> [TASK]:
Each line that includes the string "同比下降" counts once; give the total and nothing else.

> [THE DATA]:
##############################
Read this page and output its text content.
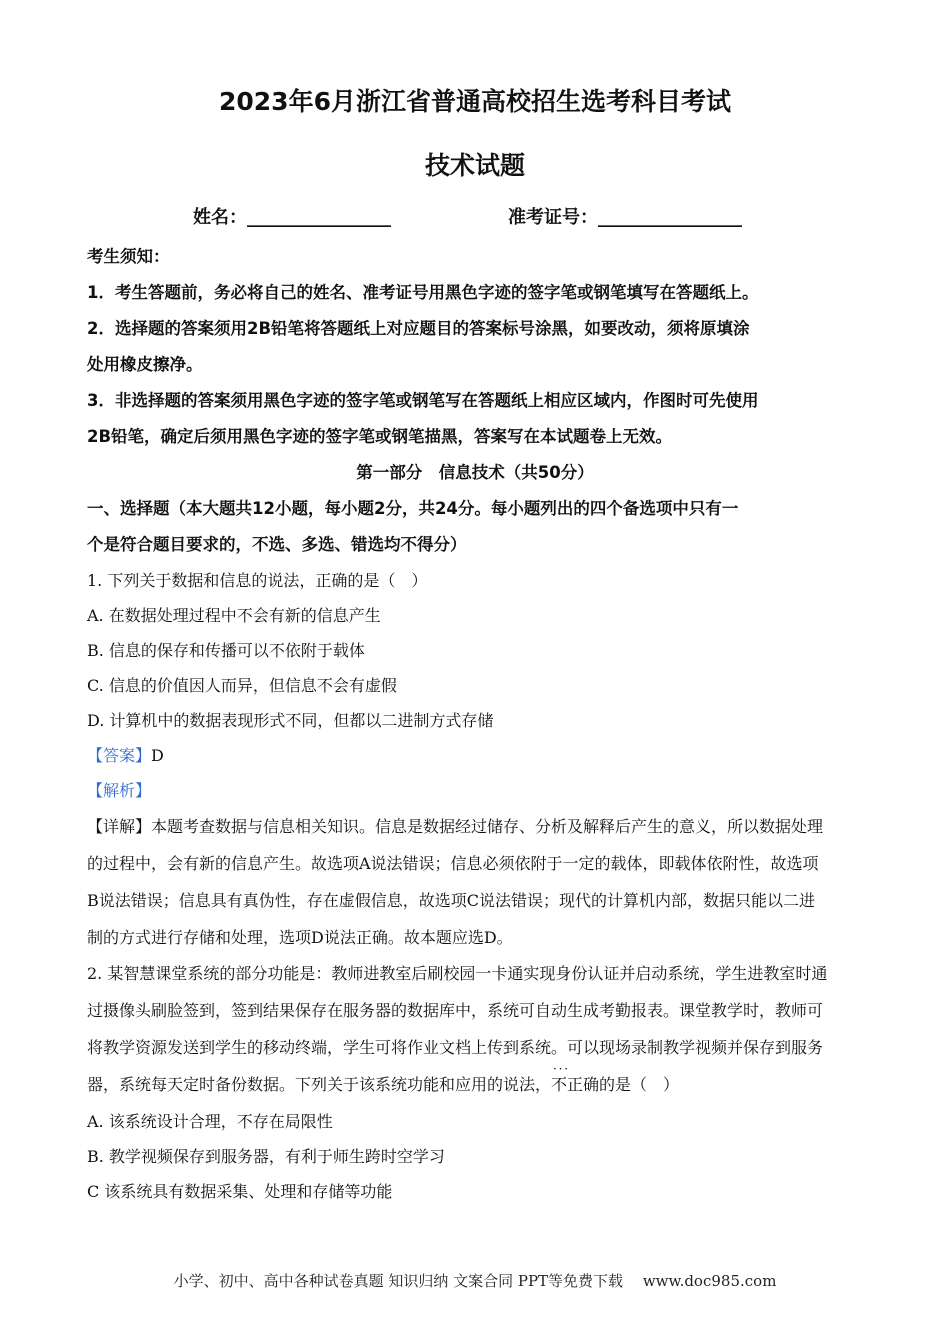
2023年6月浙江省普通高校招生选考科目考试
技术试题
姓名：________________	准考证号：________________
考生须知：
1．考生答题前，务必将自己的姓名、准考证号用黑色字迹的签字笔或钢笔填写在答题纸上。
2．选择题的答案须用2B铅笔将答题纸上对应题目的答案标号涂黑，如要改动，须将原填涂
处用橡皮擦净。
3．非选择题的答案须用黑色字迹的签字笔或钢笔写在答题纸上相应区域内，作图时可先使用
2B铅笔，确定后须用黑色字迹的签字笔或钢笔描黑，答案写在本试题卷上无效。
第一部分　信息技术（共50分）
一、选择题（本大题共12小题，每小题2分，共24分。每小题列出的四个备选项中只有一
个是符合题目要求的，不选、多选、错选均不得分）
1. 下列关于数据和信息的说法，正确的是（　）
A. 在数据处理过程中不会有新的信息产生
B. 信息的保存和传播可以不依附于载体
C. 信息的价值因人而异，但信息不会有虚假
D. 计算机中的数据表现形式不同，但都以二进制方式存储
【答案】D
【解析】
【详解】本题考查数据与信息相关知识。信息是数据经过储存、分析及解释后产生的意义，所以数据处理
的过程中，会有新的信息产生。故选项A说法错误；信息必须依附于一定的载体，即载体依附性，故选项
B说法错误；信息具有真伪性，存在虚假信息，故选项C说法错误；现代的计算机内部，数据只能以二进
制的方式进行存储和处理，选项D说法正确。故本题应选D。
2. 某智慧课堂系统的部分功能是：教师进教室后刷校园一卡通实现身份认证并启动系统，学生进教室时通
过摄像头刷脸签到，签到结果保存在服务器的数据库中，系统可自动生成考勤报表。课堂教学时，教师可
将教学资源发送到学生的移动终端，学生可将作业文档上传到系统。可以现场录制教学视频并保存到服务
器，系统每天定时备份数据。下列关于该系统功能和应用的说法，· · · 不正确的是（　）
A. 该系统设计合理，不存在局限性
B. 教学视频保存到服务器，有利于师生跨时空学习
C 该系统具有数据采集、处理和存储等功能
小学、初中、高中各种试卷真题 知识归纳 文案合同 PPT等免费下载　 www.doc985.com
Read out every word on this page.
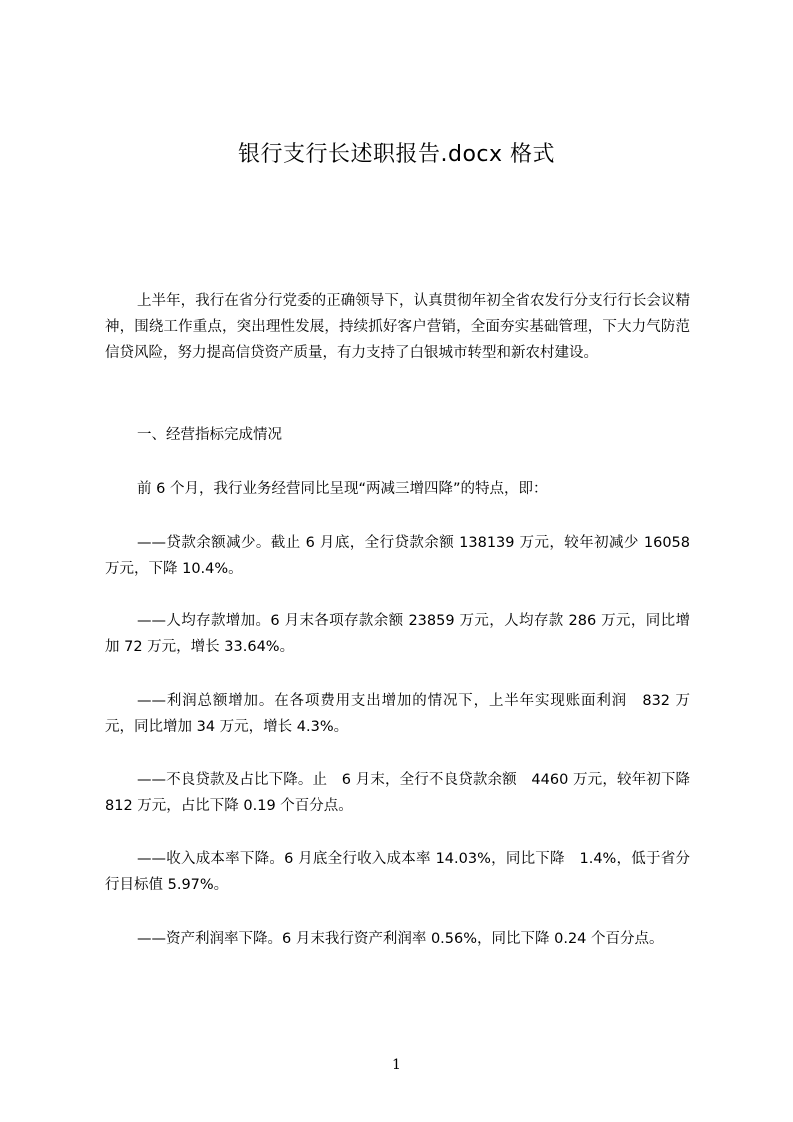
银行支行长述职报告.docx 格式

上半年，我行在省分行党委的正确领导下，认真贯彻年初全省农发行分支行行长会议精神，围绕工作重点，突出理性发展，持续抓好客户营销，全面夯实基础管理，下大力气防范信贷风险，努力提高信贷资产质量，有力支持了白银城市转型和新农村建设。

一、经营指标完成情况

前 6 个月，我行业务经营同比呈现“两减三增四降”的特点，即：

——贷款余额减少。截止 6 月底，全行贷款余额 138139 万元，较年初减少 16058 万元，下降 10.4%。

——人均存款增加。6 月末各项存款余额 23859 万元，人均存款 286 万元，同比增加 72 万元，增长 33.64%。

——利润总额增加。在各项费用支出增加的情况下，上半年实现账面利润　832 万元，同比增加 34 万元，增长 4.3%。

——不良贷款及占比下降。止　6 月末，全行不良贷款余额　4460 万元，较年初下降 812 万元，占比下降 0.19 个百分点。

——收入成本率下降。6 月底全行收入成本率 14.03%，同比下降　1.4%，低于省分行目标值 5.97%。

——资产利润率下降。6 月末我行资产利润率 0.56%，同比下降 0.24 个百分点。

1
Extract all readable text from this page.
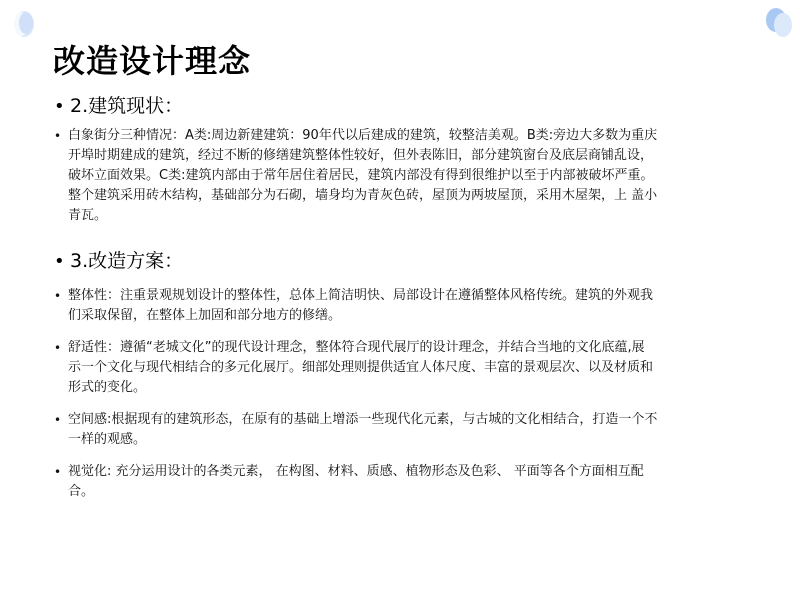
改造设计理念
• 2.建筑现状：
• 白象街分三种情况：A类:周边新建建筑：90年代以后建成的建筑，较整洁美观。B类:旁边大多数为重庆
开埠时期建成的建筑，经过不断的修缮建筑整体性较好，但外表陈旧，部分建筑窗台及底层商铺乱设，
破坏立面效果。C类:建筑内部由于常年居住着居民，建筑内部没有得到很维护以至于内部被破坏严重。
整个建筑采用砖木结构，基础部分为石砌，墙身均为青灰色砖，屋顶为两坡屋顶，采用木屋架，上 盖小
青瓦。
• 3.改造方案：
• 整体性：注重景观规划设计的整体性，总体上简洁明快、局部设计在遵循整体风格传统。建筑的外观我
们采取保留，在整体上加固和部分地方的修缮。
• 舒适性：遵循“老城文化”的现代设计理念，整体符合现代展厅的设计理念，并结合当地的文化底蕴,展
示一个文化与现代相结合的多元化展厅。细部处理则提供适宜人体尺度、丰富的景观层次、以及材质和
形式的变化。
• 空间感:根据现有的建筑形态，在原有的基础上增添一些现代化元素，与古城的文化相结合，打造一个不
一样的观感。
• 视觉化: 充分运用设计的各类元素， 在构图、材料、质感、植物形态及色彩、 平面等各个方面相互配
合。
##############################
> [OUTPUT FOR THIS TASK]:
2